:: Task brief ::
Take each line that has the word "item" and return it.

:: The data ::
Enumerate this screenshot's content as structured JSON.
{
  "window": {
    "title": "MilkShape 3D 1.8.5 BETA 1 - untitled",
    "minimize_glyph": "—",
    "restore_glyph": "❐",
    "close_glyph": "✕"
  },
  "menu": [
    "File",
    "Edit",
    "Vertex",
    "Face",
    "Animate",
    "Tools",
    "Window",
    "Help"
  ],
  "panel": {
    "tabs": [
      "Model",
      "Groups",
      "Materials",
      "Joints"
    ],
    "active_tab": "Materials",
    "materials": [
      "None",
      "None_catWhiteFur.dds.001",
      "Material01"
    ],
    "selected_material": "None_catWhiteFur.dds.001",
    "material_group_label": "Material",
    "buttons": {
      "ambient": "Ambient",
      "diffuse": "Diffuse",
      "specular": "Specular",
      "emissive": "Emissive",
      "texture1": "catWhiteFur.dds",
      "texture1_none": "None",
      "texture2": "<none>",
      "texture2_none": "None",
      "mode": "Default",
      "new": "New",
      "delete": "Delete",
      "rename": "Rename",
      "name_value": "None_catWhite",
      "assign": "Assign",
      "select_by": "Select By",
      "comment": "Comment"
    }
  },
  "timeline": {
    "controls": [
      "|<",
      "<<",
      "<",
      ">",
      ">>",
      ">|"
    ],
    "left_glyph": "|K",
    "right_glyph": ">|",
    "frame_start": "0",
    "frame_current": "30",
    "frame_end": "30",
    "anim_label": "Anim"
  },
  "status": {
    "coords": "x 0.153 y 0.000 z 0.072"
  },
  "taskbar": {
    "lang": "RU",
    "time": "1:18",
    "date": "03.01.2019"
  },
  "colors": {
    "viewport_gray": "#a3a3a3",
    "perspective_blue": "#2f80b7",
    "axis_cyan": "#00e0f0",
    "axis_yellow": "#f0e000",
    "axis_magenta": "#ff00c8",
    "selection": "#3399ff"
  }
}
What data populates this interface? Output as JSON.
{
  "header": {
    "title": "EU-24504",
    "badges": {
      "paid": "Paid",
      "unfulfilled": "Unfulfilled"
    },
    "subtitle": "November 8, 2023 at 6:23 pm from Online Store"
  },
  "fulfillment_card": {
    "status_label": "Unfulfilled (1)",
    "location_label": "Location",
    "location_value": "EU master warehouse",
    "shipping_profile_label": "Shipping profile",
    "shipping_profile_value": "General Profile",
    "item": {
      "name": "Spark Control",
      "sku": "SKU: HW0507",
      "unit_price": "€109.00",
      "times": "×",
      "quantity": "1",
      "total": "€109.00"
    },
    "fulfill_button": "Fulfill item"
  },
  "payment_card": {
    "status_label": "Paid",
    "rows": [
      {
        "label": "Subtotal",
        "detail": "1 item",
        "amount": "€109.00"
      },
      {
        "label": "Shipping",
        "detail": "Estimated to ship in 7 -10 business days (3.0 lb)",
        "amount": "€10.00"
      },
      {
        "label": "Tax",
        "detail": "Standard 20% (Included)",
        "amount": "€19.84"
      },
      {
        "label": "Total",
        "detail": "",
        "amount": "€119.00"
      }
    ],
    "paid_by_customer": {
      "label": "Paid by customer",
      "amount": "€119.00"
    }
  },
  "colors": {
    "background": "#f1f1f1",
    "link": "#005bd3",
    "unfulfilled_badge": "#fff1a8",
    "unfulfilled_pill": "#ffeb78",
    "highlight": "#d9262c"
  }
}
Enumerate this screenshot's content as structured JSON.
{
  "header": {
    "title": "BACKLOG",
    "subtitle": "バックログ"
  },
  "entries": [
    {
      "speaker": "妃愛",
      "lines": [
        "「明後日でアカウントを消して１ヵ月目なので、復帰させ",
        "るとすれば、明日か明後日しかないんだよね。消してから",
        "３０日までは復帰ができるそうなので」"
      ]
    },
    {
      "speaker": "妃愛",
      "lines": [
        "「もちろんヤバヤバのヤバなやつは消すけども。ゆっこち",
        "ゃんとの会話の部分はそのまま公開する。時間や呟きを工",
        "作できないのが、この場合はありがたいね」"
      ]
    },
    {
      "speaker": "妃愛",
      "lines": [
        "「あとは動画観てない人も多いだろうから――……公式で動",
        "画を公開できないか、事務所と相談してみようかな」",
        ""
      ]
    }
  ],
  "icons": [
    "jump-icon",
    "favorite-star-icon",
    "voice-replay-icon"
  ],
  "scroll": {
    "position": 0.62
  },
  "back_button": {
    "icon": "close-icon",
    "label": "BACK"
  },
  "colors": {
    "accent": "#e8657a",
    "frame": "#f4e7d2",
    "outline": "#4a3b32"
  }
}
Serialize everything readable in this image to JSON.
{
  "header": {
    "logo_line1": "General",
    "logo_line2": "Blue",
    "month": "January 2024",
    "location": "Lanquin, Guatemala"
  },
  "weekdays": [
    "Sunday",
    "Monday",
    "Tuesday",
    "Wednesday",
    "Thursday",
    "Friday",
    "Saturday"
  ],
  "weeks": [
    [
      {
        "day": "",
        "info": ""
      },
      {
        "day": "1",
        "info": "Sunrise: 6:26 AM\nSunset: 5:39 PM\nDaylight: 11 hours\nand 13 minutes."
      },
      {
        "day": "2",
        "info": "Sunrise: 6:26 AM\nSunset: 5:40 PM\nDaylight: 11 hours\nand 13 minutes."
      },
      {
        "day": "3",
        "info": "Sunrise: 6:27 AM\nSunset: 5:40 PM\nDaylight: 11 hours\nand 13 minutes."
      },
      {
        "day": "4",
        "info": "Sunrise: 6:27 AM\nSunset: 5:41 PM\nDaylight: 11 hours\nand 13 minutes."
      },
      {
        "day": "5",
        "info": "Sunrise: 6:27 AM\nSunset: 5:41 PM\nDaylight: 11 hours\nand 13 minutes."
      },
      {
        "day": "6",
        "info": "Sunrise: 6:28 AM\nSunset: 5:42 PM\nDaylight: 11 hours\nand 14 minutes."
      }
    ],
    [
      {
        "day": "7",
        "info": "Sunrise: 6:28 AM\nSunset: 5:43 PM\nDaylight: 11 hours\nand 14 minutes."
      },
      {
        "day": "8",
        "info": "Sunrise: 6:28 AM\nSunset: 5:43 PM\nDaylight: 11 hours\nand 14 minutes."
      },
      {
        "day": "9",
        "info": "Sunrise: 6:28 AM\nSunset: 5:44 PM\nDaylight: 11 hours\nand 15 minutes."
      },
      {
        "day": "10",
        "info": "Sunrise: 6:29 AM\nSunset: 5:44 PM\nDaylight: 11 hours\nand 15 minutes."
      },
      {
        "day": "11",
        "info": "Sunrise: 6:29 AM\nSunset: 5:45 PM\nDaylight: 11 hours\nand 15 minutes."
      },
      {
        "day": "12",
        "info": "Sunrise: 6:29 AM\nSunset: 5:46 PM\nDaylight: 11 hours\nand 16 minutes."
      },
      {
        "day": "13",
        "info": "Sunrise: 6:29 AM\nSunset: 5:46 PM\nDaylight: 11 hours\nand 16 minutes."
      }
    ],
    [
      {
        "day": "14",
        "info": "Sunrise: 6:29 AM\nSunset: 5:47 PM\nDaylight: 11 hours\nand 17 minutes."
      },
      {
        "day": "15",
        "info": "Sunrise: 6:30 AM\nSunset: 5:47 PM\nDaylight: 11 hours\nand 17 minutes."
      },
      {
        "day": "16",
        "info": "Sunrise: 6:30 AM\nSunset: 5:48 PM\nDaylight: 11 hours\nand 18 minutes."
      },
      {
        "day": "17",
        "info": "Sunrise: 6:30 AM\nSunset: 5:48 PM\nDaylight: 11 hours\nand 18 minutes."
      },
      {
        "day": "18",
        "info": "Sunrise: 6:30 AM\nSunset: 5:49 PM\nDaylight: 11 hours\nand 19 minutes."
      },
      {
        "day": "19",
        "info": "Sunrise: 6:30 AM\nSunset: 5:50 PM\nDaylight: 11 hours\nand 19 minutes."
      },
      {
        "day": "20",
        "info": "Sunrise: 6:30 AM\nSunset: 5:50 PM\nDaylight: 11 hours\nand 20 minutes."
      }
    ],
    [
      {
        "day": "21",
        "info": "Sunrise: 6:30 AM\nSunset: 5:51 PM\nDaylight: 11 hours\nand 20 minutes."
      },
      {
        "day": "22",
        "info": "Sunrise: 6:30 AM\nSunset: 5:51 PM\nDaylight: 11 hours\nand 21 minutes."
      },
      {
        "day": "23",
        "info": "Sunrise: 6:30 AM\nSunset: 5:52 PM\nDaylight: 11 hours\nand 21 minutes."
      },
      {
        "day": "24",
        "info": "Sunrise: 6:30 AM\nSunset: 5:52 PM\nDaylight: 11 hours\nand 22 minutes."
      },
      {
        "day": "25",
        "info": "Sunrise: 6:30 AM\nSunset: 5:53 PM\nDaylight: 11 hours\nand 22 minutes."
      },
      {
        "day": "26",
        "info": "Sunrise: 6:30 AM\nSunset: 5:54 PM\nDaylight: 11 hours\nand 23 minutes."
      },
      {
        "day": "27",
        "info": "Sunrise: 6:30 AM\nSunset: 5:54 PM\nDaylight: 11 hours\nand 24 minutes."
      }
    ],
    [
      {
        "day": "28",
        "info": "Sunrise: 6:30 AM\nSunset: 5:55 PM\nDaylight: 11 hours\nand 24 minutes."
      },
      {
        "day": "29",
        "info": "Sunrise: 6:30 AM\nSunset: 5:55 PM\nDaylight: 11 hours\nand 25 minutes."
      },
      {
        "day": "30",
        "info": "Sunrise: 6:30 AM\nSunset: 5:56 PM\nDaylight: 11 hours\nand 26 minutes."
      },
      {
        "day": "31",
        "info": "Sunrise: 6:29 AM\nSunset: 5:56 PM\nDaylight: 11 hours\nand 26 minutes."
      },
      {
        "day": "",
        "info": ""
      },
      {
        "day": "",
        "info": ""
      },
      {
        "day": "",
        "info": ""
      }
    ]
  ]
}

:: The result ::
    "item": {
    "fulfill_button": "Fulfill item"
        "detail": "1 item",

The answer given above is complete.